** BEGIN **
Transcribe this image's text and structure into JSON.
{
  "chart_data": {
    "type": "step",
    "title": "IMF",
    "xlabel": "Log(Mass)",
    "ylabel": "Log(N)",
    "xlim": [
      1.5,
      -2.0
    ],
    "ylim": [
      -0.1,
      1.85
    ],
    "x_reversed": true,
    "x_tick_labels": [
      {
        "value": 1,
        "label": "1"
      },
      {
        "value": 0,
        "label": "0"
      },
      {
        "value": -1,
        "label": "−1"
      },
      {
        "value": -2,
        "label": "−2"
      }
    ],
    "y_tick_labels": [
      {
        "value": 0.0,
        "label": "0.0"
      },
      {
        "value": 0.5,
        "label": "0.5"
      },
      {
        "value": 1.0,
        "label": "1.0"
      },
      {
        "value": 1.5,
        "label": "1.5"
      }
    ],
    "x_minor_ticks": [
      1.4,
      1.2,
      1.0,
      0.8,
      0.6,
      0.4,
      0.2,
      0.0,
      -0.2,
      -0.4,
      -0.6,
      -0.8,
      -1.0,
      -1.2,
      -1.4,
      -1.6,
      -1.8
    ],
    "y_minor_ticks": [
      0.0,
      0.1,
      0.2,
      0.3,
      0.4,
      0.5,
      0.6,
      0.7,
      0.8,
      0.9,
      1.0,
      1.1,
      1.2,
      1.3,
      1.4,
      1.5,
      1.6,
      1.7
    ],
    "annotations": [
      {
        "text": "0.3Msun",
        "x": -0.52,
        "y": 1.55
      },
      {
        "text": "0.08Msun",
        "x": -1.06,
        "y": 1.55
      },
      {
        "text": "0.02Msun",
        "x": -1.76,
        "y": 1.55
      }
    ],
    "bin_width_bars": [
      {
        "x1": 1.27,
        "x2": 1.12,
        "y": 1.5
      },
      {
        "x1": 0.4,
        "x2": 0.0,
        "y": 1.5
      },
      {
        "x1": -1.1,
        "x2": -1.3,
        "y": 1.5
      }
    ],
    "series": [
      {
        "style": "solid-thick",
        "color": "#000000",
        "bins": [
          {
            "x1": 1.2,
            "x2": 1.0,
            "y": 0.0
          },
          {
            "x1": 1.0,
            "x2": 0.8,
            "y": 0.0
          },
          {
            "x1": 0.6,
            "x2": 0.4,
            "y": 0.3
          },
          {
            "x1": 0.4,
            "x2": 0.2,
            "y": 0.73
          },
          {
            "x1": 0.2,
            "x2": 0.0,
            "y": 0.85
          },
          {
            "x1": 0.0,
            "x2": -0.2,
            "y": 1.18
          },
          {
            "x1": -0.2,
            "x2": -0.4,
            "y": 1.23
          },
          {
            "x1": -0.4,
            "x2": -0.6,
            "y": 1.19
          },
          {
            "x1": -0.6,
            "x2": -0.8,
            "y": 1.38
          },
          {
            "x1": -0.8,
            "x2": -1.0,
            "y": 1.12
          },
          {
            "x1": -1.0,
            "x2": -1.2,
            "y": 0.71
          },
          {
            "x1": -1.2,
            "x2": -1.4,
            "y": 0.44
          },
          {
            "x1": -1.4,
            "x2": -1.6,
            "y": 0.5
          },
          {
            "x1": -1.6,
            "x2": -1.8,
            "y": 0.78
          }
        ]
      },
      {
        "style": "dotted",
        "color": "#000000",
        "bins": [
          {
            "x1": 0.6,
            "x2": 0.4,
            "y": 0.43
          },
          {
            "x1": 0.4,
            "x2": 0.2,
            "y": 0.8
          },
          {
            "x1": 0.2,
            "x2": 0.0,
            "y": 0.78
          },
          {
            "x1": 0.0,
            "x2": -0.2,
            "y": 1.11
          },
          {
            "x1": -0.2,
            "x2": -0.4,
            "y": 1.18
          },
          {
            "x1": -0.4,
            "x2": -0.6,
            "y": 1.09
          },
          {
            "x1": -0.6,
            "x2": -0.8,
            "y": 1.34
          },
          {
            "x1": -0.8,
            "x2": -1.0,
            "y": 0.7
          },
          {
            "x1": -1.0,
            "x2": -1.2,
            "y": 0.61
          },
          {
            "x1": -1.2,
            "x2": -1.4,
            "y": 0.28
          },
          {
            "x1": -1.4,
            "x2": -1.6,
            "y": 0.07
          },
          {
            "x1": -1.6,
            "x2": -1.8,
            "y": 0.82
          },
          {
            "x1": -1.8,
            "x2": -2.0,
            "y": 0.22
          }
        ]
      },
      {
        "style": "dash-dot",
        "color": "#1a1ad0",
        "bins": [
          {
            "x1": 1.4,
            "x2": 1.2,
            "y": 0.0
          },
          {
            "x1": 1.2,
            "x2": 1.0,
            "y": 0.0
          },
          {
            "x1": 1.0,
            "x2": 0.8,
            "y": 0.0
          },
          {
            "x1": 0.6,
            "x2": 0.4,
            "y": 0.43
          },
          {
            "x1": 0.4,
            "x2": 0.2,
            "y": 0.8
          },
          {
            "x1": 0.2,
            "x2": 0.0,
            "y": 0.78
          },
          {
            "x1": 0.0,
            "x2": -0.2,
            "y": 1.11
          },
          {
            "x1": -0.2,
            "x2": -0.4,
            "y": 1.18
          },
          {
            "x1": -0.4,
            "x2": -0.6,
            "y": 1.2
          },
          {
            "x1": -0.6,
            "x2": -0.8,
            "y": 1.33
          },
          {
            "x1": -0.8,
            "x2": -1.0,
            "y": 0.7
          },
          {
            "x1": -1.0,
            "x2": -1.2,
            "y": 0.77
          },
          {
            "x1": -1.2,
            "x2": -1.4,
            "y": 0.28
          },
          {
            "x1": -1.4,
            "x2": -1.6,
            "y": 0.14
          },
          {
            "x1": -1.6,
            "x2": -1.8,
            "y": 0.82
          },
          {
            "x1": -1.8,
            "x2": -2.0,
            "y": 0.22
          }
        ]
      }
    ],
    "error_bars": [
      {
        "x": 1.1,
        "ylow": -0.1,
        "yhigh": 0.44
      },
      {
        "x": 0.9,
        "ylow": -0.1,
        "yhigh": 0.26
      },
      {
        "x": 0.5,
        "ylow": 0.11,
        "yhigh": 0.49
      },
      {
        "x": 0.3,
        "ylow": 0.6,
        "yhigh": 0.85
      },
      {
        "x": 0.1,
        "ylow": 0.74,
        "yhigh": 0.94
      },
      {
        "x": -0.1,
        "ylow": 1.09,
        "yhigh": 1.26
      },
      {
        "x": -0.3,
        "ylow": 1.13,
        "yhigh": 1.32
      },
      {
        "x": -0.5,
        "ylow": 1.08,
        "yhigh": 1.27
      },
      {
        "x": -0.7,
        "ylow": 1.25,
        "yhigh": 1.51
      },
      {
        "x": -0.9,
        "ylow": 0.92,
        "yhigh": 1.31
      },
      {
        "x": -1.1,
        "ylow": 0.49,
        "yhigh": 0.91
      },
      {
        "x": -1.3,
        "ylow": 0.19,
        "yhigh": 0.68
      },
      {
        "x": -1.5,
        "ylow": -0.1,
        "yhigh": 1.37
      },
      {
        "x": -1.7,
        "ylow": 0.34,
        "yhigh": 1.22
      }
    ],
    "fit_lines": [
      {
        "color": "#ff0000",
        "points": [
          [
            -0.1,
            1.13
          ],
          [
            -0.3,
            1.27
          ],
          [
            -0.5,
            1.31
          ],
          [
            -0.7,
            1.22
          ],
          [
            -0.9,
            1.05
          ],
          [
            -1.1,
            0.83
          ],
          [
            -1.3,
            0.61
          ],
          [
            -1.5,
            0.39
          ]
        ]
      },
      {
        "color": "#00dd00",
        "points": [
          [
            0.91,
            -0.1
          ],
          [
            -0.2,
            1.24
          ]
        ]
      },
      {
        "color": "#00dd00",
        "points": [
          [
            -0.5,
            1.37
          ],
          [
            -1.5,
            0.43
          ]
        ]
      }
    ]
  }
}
** END **
__What is needed__
Retype every record above exactly as it appears.

__Complete response__
Transcribe this image's text and structure into JSON.
{
  "chart_data": {
    "type": "step",
    "title": "IMF",
    "xlabel": "Log(Mass)",
    "ylabel": "Log(N)",
    "xlim": [
      1.5,
      -2.0
    ],
    "ylim": [
      -0.1,
      1.85
    ],
    "x_reversed": true,
    "x_tick_labels": [
      {
        "value": 1,
        "label": "1"
      },
      {
        "value": 0,
        "label": "0"
      },
      {
        "value": -1,
        "label": "−1"
      },
      {
        "value": -2,
        "label": "−2"
      }
    ],
    "y_tick_labels": [
      {
        "value": 0.0,
        "label": "0.0"
      },
      {
        "value": 0.5,
        "label": "0.5"
      },
      {
        "value": 1.0,
        "label": "1.0"
      },
      {
        "value": 1.5,
        "label": "1.5"
      }
    ],
    "x_minor_ticks": [
      1.4,
      1.2,
      1.0,
      0.8,
      0.6,
      0.4,
      0.2,
      0.0,
      -0.2,
      -0.4,
      -0.6,
      -0.8,
      -1.0,
      -1.2,
      -1.4,
      -1.6,
      -1.8
    ],
    "y_minor_ticks": [
      0.0,
      0.1,
      0.2,
      0.3,
      0.4,
      0.5,
      0.6,
      0.7,
      0.8,
      0.9,
      1.0,
      1.1,
      1.2,
      1.3,
      1.4,
      1.5,
      1.6,
      1.7
    ],
    "annotations": [
      {
        "text": "0.3Msun",
        "x": -0.52,
        "y": 1.55
      },
      {
        "text": "0.08Msun",
        "x": -1.06,
        "y": 1.55
      },
      {
        "text": "0.02Msun",
        "x": -1.76,
        "y": 1.55
      }
    ],
    "bin_width_bars": [
      {
        "x1": 1.27,
        "x2": 1.12,
        "y": 1.5
      },
      {
        "x1": 0.4,
        "x2": 0.0,
        "y": 1.5
      },
      {
        "x1": -1.1,
        "x2": -1.3,
        "y": 1.5
      }
    ],
    "series": [
      {
        "style": "solid-thick",
        "color": "#000000",
        "bins": [
          {
            "x1": 1.2,
            "x2": 1.0,
            "y": 0.0
          },
          {
            "x1": 1.0,
            "x2": 0.8,
            "y": 0.0
          },
          {
            "x1": 0.6,
            "x2": 0.4,
            "y": 0.3
          },
          {
            "x1": 0.4,
            "x2": 0.2,
            "y": 0.73
          },
          {
            "x1": 0.2,
            "x2": 0.0,
            "y": 0.85
          },
          {
            "x1": 0.0,
            "x2": -0.2,
            "y": 1.18
          },
          {
            "x1": -0.2,
            "x2": -0.4,
            "y": 1.23
          },
          {
            "x1": -0.4,
            "x2": -0.6,
            "y": 1.19
          },
          {
            "x1": -0.6,
            "x2": -0.8,
            "y": 1.38
          },
          {
            "x1": -0.8,
            "x2": -1.0,
            "y": 1.12
          },
          {
            "x1": -1.0,
            "x2": -1.2,
            "y": 0.71
          },
          {
            "x1": -1.2,
            "x2": -1.4,
            "y": 0.44
          },
          {
            "x1": -1.4,
            "x2": -1.6,
            "y": 0.5
          },
          {
            "x1": -1.6,
            "x2": -1.8,
            "y": 0.78
          }
        ]
      },
      {
        "style": "dotted",
        "color": "#000000",
        "bins": [
          {
            "x1": 0.6,
            "x2": 0.4,
            "y": 0.43
          },
          {
            "x1": 0.4,
            "x2": 0.2,
            "y": 0.8
          },
          {
            "x1": 0.2,
            "x2": 0.0,
            "y": 0.78
          },
          {
            "x1": 0.0,
            "x2": -0.2,
            "y": 1.11
          },
          {
            "x1": -0.2,
            "x2": -0.4,
            "y": 1.18
          },
          {
            "x1": -0.4,
            "x2": -0.6,
            "y": 1.09
          },
          {
            "x1": -0.6,
            "x2": -0.8,
            "y": 1.34
          },
          {
            "x1": -0.8,
            "x2": -1.0,
            "y": 0.7
          },
          {
            "x1": -1.0,
            "x2": -1.2,
            "y": 0.61
          },
          {
            "x1": -1.2,
            "x2": -1.4,
            "y": 0.28
          },
          {
            "x1": -1.4,
            "x2": -1.6,
            "y": 0.07
          },
          {
            "x1": -1.6,
            "x2": -1.8,
            "y": 0.82
          },
          {
            "x1": -1.8,
            "x2": -2.0,
            "y": 0.22
          }
        ]
      },
      {
        "style": "dash-dot",
        "color": "#1a1ad0",
        "bins": [
          {
            "x1": 1.4,
            "x2": 1.2,
            "y": 0.0
          },
          {
            "x1": 1.2,
            "x2": 1.0,
            "y": 0.0
          },
          {
            "x1": 1.0,
            "x2": 0.8,
            "y": 0.0
          },
          {
            "x1": 0.6,
            "x2": 0.4,
            "y": 0.43
          },
          {
            "x1": 0.4,
            "x2": 0.2,
            "y": 0.8
          },
          {
            "x1": 0.2,
            "x2": 0.0,
            "y": 0.78
          },
          {
            "x1": 0.0,
            "x2": -0.2,
            "y": 1.11
          },
          {
            "x1": -0.2,
            "x2": -0.4,
            "y": 1.18
          },
          {
            "x1": -0.4,
            "x2": -0.6,
            "y": 1.2
          },
          {
            "x1": -0.6,
            "x2": -0.8,
            "y": 1.33
          },
          {
            "x1": -0.8,
            "x2": -1.0,
            "y": 0.7
          },
          {
            "x1": -1.0,
            "x2": -1.2,
            "y": 0.77
          },
          {
            "x1": -1.2,
            "x2": -1.4,
            "y": 0.28
          },
          {
            "x1": -1.4,
            "x2": -1.6,
            "y": 0.14
          },
          {
            "x1": -1.6,
            "x2": -1.8,
            "y": 0.82
          },
          {
            "x1": -1.8,
            "x2": -2.0,
            "y": 0.22
          }
        ]
      }
    ],
    "error_bars": [
      {
        "x": 1.1,
        "ylow": -0.1,
        "yhigh": 0.44
      },
      {
        "x": 0.9,
        "ylow": -0.1,
        "yhigh": 0.26
      },
      {
        "x": 0.5,
        "ylow": 0.11,
        "yhigh": 0.49
      },
      {
        "x": 0.3,
        "ylow": 0.6,
        "yhigh": 0.85
      },
      {
        "x": 0.1,
        "ylow": 0.74,
        "yhigh": 0.94
      },
      {
        "x": -0.1,
        "ylow": 1.09,
        "yhigh": 1.26
      },
      {
        "x": -0.3,
        "ylow": 1.13,
        "yhigh": 1.32
      },
      {
        "x": -0.5,
        "ylow": 1.08,
        "yhigh": 1.27
      },
      {
        "x": -0.7,
        "ylow": 1.25,
        "yhigh": 1.51
      },
      {
        "x": -0.9,
        "ylow": 0.92,
        "yhigh": 1.31
      },
      {
        "x": -1.1,
        "ylow": 0.49,
        "yhigh": 0.91
      },
      {
        "x": -1.3,
        "ylow": 0.19,
        "yhigh": 0.68
      },
      {
        "x": -1.5,
        "ylow": -0.1,
        "yhigh": 1.37
      },
      {
        "x": -1.7,
        "ylow": 0.34,
        "yhigh": 1.22
      }
    ],
    "fit_lines": [
      {
        "color": "#ff0000",
        "points": [
          [
            -0.1,
            1.13
          ],
          [
            -0.3,
            1.27
          ],
          [
            -0.5,
            1.31
          ],
          [
            -0.7,
            1.22
          ],
          [
            -0.9,
            1.05
          ],
          [
            -1.1,
            0.83
          ],
          [
            -1.3,
            0.61
          ],
          [
            -1.5,
            0.39
          ]
        ]
      },
      {
        "color": "#00dd00",
        "points": [
          [
            0.91,
            -0.1
          ],
          [
            -0.2,
            1.24
          ]
        ]
      },
      {
        "color": "#00dd00",
        "points": [
          [
            -0.5,
            1.37
          ],
          [
            -1.5,
            0.43
          ]
        ]
      }
    ]
  }
}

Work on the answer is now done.